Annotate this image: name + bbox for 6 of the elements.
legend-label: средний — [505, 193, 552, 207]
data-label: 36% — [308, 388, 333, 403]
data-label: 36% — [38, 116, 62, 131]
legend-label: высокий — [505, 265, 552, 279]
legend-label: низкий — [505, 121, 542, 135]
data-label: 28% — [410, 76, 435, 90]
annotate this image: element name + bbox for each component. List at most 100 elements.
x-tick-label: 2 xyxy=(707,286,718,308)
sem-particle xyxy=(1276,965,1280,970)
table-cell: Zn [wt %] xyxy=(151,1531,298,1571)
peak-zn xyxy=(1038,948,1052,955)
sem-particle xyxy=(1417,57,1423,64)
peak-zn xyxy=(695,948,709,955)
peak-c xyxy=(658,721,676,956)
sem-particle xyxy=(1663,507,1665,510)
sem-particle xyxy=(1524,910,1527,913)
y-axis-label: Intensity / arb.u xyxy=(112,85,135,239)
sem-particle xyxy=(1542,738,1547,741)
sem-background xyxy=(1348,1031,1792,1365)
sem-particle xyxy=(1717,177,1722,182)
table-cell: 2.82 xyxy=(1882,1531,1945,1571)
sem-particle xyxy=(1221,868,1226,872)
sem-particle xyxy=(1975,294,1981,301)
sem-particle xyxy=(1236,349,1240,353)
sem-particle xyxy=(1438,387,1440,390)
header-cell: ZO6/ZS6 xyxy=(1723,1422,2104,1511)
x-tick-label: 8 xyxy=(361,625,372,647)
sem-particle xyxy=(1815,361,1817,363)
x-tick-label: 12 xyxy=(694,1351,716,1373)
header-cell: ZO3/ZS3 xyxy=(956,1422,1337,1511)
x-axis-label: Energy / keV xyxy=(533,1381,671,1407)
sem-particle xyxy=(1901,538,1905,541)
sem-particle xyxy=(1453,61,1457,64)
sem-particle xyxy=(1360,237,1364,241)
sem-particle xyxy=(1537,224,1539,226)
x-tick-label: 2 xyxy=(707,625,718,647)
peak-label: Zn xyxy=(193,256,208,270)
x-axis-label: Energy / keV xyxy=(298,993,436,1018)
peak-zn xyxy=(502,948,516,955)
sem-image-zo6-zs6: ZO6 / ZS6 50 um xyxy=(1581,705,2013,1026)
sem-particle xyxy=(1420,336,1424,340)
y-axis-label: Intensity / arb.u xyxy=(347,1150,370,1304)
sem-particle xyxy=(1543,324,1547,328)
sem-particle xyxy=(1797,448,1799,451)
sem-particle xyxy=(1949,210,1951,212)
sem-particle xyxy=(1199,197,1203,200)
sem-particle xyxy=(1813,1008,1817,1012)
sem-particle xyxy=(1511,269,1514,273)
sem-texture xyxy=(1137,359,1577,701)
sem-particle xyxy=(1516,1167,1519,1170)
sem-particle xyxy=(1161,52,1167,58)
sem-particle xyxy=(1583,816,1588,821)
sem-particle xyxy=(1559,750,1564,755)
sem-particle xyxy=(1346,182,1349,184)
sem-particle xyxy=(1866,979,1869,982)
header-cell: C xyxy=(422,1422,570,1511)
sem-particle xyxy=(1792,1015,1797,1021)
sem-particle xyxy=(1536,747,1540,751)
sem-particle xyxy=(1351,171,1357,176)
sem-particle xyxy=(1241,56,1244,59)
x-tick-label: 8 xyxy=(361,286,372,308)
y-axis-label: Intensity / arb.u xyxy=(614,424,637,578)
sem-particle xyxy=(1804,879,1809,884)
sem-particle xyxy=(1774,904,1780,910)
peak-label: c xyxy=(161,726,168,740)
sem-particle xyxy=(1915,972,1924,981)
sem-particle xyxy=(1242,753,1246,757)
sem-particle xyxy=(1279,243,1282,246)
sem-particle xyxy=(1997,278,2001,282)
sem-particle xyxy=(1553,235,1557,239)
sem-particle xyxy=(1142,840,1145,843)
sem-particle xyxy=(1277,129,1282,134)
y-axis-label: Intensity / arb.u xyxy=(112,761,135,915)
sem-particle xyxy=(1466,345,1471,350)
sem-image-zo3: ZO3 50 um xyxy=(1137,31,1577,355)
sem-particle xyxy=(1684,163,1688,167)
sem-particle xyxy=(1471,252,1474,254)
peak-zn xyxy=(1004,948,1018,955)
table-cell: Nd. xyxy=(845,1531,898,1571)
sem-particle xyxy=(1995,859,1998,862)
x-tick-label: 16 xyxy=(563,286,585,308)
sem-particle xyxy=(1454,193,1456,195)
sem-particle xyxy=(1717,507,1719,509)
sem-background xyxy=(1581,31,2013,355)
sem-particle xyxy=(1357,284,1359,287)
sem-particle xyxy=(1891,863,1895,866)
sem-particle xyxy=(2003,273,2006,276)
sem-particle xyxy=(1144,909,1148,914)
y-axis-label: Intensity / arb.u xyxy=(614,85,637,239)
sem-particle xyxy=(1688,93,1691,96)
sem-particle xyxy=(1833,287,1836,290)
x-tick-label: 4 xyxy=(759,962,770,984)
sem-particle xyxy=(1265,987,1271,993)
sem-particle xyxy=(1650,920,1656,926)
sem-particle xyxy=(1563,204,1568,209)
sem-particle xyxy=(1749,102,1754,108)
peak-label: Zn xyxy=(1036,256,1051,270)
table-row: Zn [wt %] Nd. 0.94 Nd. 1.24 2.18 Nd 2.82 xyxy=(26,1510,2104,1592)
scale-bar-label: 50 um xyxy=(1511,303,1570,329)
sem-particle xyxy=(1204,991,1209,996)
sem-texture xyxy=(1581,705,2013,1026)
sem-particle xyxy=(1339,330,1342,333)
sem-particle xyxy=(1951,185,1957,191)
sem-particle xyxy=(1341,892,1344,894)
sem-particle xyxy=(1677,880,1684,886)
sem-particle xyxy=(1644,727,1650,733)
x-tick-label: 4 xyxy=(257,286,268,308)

□ □ □ □ □ □ □

Convert all of the rows above into a Markdown table with two columns, No. and Line. Put each line's sequence number under No. and the line itself under Line, skipping any blank lines.

| No. | Line |
|---|---|
| 1 | Annotate this image: name + bbox for 6 of the elements. |
| 2 | legend-label: средний — [505, 193, 552, 207] |
| 3 | data-label: 36% — [308, 388, 333, 403] |
| 4 | data-label: 36% — [38, 116, 62, 131] |
| 5 | legend-label: высокий — [505, 265, 552, 279] |
| 6 | legend-label: низкий — [505, 121, 542, 135] |
| 7 | data-label: 28% — [410, 76, 435, 90] |
| 8 | annotate this image: element name + bbox for each component. List at most 100 elements. |
| 9 | x-tick-label: 2 xyxy=(707,286,718,308) |
| 10 | sem-particle xyxy=(1276,965,1280,970) |
| 11 | table-cell: Zn [wt %] xyxy=(151,1531,298,1571) |
| 12 | peak-zn xyxy=(1038,948,1052,955) |
| 13 | sem-particle xyxy=(1417,57,1423,64) |
| 14 | peak-zn xyxy=(695,948,709,955) |
| 15 | peak-c xyxy=(658,721,676,956) |
| 16 | sem-particle xyxy=(1663,507,1665,510) |
| 17 | sem-particle xyxy=(1524,910,1527,913) |
| 18 | y-axis-label: Intensity / arb.u xyxy=(112,85,135,239) |
| 19 | sem-particle xyxy=(1542,738,1547,741) |
| 20 | sem-background xyxy=(1348,1031,1792,1365) |
| 21 | sem-particle xyxy=(1717,177,1722,182) |
| 22 | table-cell: 2.82 xyxy=(1882,1531,1945,1571) |
| 23 | sem-particle xyxy=(1221,868,1226,872) |
| 24 | sem-particle xyxy=(1975,294,1981,301) |
| 25 | sem-particle xyxy=(1236,349,1240,353) |
| 26 | sem-particle xyxy=(1438,387,1440,390) |
| 27 | header-cell: ZO6/ZS6 xyxy=(1723,1422,2104,1511) |
| 28 | x-tick-label: 8 xyxy=(361,625,372,647) |
| 29 | sem-particle xyxy=(1815,361,1817,363) |
| 30 | x-tick-label: 12 xyxy=(694,1351,716,1373) |
| 31 | header-cell: ZO3/ZS3 xyxy=(956,1422,1337,1511) |
| 32 | x-axis-label: Energy / keV xyxy=(533,1381,671,1407) |
| 33 | sem-particle xyxy=(1901,538,1905,541) |
| 34 | sem-particle xyxy=(1453,61,1457,64) |
| 35 | sem-particle xyxy=(1360,237,1364,241) |
| 36 | sem-particle xyxy=(1537,224,1539,226) |
| 37 | x-tick-label: 2 xyxy=(707,625,718,647) |
| 38 | peak-label: Zn xyxy=(193,256,208,270) |
| 39 | x-axis-label: Energy / keV xyxy=(298,993,436,1018) |
| 40 | peak-zn xyxy=(502,948,516,955) |
| 41 | sem-image-zo6-zs6: ZO6 / ZS6 50 um xyxy=(1581,705,2013,1026) |
| 42 | sem-particle xyxy=(1420,336,1424,340) |
| 43 | y-axis-label: Intensity / arb.u xyxy=(347,1150,370,1304) |
| 44 | sem-particle xyxy=(1543,324,1547,328) |
| 45 | sem-particle xyxy=(1797,448,1799,451) |
| 46 | sem-particle xyxy=(1949,210,1951,212) |
| 47 | sem-particle xyxy=(1199,197,1203,200) |
| 48 | sem-particle xyxy=(1813,1008,1817,1012) |
| 49 | sem-particle xyxy=(1511,269,1514,273) |
| 50 | sem-texture xyxy=(1137,359,1577,701) |
| 51 | sem-particle xyxy=(1516,1167,1519,1170) |
| 52 | sem-particle xyxy=(1161,52,1167,58) |
| 53 | sem-particle xyxy=(1583,816,1588,821) |
| 54 | sem-particle xyxy=(1559,750,1564,755) |
| 55 | sem-particle xyxy=(1346,182,1349,184) |
| 56 | sem-particle xyxy=(1866,979,1869,982) |
| 57 | header-cell: C xyxy=(422,1422,570,1511) |
| 58 | sem-particle xyxy=(1792,1015,1797,1021) |
| 59 | sem-particle xyxy=(1536,747,1540,751) |
| 60 | sem-particle xyxy=(1351,171,1357,176) |
| 61 | sem-particle xyxy=(1241,56,1244,59) |
| 62 | x-tick-label: 8 xyxy=(361,286,372,308) |
| 63 | y-axis-label: Intensity / arb.u xyxy=(614,424,637,578) |
| 64 | sem-particle xyxy=(1804,879,1809,884) |
| 65 | sem-particle xyxy=(1774,904,1780,910) |
| 66 | peak-label: c xyxy=(161,726,168,740) |
| 67 | sem-particle xyxy=(1915,972,1924,981) |
| 68 | sem-particle xyxy=(1242,753,1246,757) |
| 69 | sem-particle xyxy=(1279,243,1282,246) |
| 70 | sem-particle xyxy=(1997,278,2001,282) |
| 71 | sem-particle xyxy=(1553,235,1557,239) |
| 72 | sem-particle xyxy=(1142,840,1145,843) |
| 73 | sem-particle xyxy=(1277,129,1282,134) |
| 74 | y-axis-label: Intensity / arb.u xyxy=(112,761,135,915) |
| 75 | sem-particle xyxy=(1466,345,1471,350) |
| 76 | sem-image-zo3: ZO3 50 um xyxy=(1137,31,1577,355) |
| 77 | sem-particle xyxy=(1684,163,1688,167) |
| 78 | sem-particle xyxy=(1471,252,1474,254) |
| 79 | peak-zn xyxy=(1004,948,1018,955) |
| 80 | table-cell: Nd. xyxy=(845,1531,898,1571) |
| 81 | sem-particle xyxy=(1995,859,1998,862) |
| 82 | x-tick-label: 16 xyxy=(563,286,585,308) |
| 83 | sem-particle xyxy=(1454,193,1456,195) |
| 84 | sem-particle xyxy=(1717,507,1719,509) |
| 85 | sem-background xyxy=(1581,31,2013,355) |
| 86 | sem-particle xyxy=(1357,284,1359,287) |
| 87 | sem-particle xyxy=(1891,863,1895,866) |
| 88 | sem-particle xyxy=(2003,273,2006,276) |
| 89 | sem-particle xyxy=(1144,909,1148,914) |
| 90 | y-axis-label: Intensity / arb.u xyxy=(614,85,637,239) |
| 91 | sem-particle xyxy=(1688,93,1691,96) |
| 92 | sem-particle xyxy=(1833,287,1836,290) |
| 93 | x-tick-label: 4 xyxy=(759,962,770,984) |
| 94 | sem-particle xyxy=(1265,987,1271,993) |
| 95 | sem-particle xyxy=(1650,920,1656,926) |
| 96 | sem-particle xyxy=(1563,204,1568,209) |
| 97 | sem-particle xyxy=(1749,102,1754,108) |
| 98 | peak-label: Zn xyxy=(1036,256,1051,270) |
| 99 | table-row: Zn [wt %] Nd. 0.94 Nd. 1.24 2.18 Nd 2.82 xyxy=(26,1510,2104,1592) |
| 100 | scale-bar-label: 50 um xyxy=(1511,303,1570,329) |
| 101 | sem-particle xyxy=(1204,991,1209,996) |
| 102 | sem-texture xyxy=(1581,705,2013,1026) |
| 103 | sem-particle xyxy=(1339,330,1342,333) |
| 104 | sem-particle xyxy=(1951,185,1957,191) |
| 105 | sem-particle xyxy=(1341,892,1344,894) |
| 106 | sem-particle xyxy=(1677,880,1684,886) |
| 107 | sem-particle xyxy=(1644,727,1650,733) |
| 108 | x-tick-label: 4 xyxy=(257,286,268,308) |